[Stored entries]
+++++
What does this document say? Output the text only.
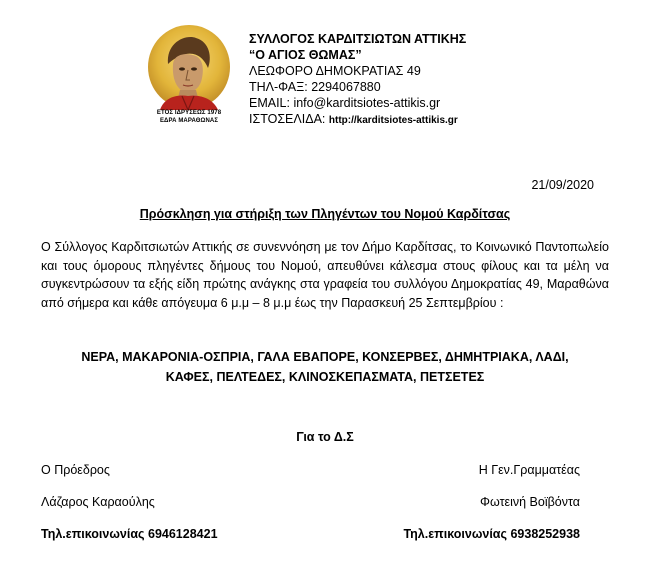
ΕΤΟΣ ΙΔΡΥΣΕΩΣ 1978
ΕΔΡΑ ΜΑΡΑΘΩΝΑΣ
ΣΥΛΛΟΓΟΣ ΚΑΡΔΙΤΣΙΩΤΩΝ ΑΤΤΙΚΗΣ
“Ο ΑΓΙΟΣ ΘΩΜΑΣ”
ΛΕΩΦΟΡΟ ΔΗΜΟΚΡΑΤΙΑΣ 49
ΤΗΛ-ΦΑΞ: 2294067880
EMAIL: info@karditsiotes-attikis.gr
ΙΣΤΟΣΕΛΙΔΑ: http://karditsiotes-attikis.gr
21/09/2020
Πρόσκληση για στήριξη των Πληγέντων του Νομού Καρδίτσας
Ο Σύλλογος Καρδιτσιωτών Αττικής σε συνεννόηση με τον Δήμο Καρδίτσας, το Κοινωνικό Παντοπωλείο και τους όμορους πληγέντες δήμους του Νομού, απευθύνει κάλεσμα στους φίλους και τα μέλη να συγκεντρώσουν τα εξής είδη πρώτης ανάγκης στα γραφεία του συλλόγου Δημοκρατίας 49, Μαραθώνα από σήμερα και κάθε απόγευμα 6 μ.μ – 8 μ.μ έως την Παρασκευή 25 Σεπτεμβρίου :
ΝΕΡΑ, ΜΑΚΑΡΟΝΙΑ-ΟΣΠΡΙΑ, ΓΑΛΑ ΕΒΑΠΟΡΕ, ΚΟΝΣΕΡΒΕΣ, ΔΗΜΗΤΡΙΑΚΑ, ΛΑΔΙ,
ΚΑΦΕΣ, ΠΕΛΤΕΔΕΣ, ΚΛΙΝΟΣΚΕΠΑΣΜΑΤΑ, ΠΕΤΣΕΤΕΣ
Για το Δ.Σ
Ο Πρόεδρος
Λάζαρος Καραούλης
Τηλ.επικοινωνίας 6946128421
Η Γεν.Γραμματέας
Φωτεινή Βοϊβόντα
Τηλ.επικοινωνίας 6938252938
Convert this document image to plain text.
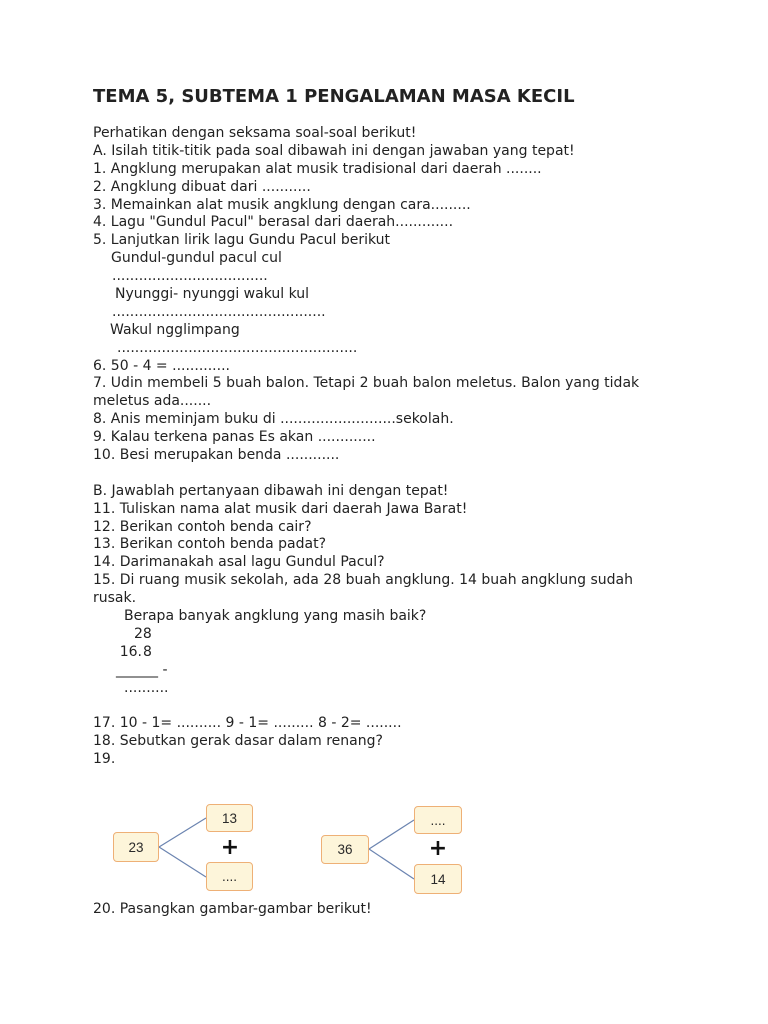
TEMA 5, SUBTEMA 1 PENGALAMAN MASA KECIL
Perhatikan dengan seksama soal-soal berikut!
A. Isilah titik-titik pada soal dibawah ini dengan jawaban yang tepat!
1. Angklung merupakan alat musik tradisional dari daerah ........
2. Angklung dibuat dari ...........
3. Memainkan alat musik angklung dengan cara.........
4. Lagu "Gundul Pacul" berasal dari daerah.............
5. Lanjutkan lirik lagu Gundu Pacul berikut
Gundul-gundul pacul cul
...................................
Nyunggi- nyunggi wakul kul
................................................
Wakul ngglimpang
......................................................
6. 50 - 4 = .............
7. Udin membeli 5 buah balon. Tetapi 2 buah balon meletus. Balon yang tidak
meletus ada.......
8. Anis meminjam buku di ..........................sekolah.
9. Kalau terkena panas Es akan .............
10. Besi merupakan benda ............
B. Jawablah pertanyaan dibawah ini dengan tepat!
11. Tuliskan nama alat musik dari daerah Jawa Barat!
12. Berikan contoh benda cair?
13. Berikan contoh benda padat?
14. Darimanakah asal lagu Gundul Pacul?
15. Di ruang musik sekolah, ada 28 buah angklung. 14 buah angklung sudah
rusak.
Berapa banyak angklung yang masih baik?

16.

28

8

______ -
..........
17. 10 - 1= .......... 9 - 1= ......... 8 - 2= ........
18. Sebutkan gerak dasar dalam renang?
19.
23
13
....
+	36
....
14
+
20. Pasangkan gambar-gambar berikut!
+++++
▶ **Directive**:
From the entries above, output every line exactly and omit any image.

▶ **Final answer**:
What does this document say? Output the text only.
ΕΤΟΣ ΙΔΡΥΣΕΩΣ 1978
ΕΔΡΑ ΜΑΡΑΘΩΝΑΣ
ΣΥΛΛΟΓΟΣ ΚΑΡΔΙΤΣΙΩΤΩΝ ΑΤΤΙΚΗΣ
“Ο ΑΓΙΟΣ ΘΩΜΑΣ”
ΛΕΩΦΟΡΟ ΔΗΜΟΚΡΑΤΙΑΣ 49
ΤΗΛ-ΦΑΞ: 2294067880
EMAIL: info@karditsiotes-attikis.gr
ΙΣΤΟΣΕΛΙΔΑ: http://karditsiotes-attikis.gr
21/09/2020
Πρόσκληση για στήριξη των Πληγέντων του Νομού Καρδίτσας
Ο Σύλλογος Καρδιτσιωτών Αττικής σε συνεννόηση με τον Δήμο Καρδίτσας, το Κοινωνικό Παντοπωλείο και τους όμορους πληγέντες δήμους του Νομού, απευθύνει κάλεσμα στους φίλους και τα μέλη να συγκεντρώσουν τα εξής είδη πρώτης ανάγκης στα γραφεία του συλλόγου Δημοκρατίας 49, Μαραθώνα από σήμερα και κάθε απόγευμα 6 μ.μ – 8 μ.μ έως την Παρασκευή 25 Σεπτεμβρίου :
ΝΕΡΑ, ΜΑΚΑΡΟΝΙΑ-ΟΣΠΡΙΑ, ΓΑΛΑ ΕΒΑΠΟΡΕ, ΚΟΝΣΕΡΒΕΣ, ΔΗΜΗΤΡΙΑΚΑ, ΛΑΔΙ,
ΚΑΦΕΣ, ΠΕΛΤΕΔΕΣ, ΚΛΙΝΟΣΚΕΠΑΣΜΑΤΑ, ΠΕΤΣΕΤΕΣ
Για το Δ.Σ
Ο Πρόεδρος
Λάζαρος Καραούλης
Τηλ.επικοινωνίας 6946128421
Η Γεν.Γραμματέας
Φωτεινή Βοϊβόντα
Τηλ.επικοινωνίας 6938252938
Convert this document image to plain text.
TEMA 5, SUBTEMA 1 PENGALAMAN MASA KECIL
Perhatikan dengan seksama soal-soal berikut!
A. Isilah titik-titik pada soal dibawah ini dengan jawaban yang tepat!
1. Angklung merupakan alat musik tradisional dari daerah ........
2. Angklung dibuat dari ...........
3. Memainkan alat musik angklung dengan cara.........
4. Lagu "Gundul Pacul" berasal dari daerah.............
5. Lanjutkan lirik lagu Gundu Pacul berikut
Gundul-gundul pacul cul
...................................
Nyunggi- nyunggi wakul kul
................................................
Wakul ngglimpang
......................................................
6. 50 - 4 = .............
7. Udin membeli 5 buah balon. Tetapi 2 buah balon meletus. Balon yang tidak
meletus ada.......
8. Anis meminjam buku di ..........................sekolah.
9. Kalau terkena panas Es akan .............
10. Besi merupakan benda ............
B. Jawablah pertanyaan dibawah ini dengan tepat!
11. Tuliskan nama alat musik dari daerah Jawa Barat!
12. Berikan contoh benda cair?
13. Berikan contoh benda padat?
14. Darimanakah asal lagu Gundul Pacul?
15. Di ruang musik sekolah, ada 28 buah angklung. 14 buah angklung sudah
rusak.
Berapa banyak angklung yang masih baik?

16.

28

8

______ -
..........
17. 10 - 1= .......... 9 - 1= ......... 8 - 2= ........
18. Sebutkan gerak dasar dalam renang?
19.
23
13
....
+	36
....
14
+
20. Pasangkan gambar-gambar berikut!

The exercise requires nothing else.